**TASK DIRECTIONS**
Copy out the records line for line, starting with the first line and ending after the line that contains "specific-energy-paragraph: Uneori vorbim".

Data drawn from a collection
+ + + +

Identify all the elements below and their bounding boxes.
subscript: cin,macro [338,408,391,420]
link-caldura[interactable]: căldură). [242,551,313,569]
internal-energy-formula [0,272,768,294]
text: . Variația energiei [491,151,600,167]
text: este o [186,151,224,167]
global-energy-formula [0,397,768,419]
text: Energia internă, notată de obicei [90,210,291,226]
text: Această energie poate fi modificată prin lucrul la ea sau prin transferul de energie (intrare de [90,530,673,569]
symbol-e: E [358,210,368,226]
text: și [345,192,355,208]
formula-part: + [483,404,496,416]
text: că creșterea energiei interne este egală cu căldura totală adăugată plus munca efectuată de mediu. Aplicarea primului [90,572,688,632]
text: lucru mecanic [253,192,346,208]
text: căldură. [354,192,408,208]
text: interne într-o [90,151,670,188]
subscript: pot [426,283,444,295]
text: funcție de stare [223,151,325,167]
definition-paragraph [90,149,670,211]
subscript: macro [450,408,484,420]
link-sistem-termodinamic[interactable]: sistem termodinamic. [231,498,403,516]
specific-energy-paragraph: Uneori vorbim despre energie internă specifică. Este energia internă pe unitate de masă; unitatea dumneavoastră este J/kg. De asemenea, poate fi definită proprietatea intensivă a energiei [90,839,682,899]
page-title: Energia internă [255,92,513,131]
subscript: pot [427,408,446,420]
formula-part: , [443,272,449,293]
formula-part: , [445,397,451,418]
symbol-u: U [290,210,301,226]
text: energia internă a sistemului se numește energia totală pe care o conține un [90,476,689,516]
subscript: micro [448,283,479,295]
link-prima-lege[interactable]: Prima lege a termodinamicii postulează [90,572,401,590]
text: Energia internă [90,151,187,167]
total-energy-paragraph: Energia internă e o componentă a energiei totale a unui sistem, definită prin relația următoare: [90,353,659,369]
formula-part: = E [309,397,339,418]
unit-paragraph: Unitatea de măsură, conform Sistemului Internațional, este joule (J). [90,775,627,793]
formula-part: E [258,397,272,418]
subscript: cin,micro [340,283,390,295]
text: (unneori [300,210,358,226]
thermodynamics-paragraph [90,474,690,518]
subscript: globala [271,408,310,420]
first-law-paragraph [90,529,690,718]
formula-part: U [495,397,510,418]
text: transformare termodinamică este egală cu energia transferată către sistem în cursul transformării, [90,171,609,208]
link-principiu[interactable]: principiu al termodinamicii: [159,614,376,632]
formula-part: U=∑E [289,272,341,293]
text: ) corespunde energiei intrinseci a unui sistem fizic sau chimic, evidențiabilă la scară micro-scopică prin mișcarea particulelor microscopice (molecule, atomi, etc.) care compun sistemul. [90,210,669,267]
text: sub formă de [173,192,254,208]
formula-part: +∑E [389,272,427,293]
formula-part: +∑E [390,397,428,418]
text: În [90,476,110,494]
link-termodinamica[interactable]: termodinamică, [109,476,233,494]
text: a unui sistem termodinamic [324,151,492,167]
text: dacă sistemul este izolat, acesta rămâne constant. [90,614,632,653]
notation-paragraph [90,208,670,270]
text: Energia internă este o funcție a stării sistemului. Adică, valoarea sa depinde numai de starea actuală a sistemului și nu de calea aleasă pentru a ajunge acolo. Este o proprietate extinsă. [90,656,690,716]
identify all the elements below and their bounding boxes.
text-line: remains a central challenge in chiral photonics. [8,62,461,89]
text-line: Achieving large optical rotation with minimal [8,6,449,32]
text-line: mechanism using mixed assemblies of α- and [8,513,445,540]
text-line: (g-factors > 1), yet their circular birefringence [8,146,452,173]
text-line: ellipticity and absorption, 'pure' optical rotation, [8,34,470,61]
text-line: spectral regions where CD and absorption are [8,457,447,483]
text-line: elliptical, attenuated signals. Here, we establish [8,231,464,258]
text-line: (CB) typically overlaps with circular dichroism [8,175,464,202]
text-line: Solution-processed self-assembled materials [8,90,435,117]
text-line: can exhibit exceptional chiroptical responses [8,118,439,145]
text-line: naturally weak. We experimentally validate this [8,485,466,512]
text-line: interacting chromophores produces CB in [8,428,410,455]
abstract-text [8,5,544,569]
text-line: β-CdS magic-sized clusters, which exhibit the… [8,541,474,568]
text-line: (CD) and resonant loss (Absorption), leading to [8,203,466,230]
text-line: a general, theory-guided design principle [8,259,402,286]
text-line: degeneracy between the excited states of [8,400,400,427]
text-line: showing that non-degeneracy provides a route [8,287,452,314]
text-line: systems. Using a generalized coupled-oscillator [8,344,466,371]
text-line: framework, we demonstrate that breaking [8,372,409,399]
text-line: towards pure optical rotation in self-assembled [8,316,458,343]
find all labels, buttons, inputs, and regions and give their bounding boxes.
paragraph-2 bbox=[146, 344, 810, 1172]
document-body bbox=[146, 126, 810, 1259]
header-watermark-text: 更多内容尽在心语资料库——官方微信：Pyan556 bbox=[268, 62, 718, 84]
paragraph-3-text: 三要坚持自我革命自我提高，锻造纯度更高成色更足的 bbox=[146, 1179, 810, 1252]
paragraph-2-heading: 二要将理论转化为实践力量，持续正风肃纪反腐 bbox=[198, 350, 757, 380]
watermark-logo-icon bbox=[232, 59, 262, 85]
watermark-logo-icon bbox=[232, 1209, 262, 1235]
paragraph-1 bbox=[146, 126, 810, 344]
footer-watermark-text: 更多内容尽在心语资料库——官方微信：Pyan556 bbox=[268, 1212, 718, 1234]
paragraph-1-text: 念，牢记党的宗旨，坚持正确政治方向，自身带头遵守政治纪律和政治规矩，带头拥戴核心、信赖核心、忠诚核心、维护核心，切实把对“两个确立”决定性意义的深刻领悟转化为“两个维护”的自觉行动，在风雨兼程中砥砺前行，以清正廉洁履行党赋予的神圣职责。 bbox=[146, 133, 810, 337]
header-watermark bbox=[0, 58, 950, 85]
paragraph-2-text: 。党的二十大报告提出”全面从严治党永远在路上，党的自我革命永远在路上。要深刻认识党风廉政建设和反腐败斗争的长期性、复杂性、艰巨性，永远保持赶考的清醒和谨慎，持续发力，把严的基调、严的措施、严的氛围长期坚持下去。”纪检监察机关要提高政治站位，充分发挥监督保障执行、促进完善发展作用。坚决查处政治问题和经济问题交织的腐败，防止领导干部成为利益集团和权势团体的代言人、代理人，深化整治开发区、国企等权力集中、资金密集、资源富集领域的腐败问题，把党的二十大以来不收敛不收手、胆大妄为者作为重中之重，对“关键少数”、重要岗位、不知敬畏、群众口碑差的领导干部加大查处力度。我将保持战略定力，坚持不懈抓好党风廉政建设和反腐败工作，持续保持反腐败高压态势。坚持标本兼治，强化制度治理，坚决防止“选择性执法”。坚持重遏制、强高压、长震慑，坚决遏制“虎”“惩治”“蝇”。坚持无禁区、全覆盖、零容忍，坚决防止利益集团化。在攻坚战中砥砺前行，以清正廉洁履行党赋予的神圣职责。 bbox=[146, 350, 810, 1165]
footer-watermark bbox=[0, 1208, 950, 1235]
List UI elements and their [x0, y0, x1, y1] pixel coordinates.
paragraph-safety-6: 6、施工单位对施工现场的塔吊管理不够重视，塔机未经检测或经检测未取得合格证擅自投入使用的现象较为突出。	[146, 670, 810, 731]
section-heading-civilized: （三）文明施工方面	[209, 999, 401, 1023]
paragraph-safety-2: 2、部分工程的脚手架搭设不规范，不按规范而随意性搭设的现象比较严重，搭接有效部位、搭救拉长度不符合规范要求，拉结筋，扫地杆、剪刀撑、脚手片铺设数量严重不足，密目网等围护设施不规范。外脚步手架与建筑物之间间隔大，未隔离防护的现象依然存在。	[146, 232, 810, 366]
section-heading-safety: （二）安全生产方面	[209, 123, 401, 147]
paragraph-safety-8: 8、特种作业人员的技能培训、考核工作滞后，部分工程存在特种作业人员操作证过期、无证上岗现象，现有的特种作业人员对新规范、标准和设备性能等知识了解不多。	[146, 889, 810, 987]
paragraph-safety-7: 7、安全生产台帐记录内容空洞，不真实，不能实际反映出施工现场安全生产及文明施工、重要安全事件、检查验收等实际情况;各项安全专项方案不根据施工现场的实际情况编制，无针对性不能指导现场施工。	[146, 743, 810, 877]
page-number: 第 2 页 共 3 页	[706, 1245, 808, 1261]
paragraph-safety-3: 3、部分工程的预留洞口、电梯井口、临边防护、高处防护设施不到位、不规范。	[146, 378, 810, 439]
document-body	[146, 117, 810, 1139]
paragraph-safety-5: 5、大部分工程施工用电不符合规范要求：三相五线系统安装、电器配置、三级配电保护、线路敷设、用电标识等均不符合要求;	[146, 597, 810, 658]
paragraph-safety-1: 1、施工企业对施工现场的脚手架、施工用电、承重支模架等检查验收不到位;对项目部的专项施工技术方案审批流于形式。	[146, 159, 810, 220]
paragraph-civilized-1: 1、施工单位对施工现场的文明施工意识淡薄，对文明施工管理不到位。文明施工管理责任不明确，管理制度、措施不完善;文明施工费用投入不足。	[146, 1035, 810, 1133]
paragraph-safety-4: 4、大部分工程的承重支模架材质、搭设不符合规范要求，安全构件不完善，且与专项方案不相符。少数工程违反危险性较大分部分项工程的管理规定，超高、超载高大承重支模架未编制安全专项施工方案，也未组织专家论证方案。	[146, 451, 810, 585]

+ + + +

**RESULT OF THIS EXERCISE**
Identify all the elements below and their bounding boxes.
subscript: cin,macro [338,408,391,420]
link-caldura[interactable]: căldură). [242,551,313,569]
internal-energy-formula [0,272,768,294]
text: . Variația energiei [491,151,600,167]
text: este o [186,151,224,167]
global-energy-formula [0,397,768,419]
text: Energia internă, notată de obicei [90,210,291,226]
text: Această energie poate fi modificată prin lucrul la ea sau prin transferul de energie (intrare de [90,530,673,569]
symbol-e: E [358,210,368,226]
text: și [345,192,355,208]
formula-part: + [483,404,496,416]
text: că creșterea energiei interne este egală cu căldura totală adăugată plus munca efectuată de mediu. Aplicarea primului [90,572,688,632]
text: lucru mecanic [253,192,346,208]
text: căldură. [354,192,408,208]
text: interne într-o [90,151,670,188]
subscript: pot [426,283,444,295]
text: funcție de stare [223,151,325,167]
definition-paragraph [90,149,670,211]
subscript: macro [450,408,484,420]
link-sistem-termodinamic[interactable]: sistem termodinamic. [231,498,403,516]
specific-energy-paragraph: Uneori vorbim despre energie internă specifică. Este energia internă pe unitate de masă; unitatea dumneavoastră este J/kg. De asemenea, poate fi definită proprietatea intensivă a energiei [90,839,682,899]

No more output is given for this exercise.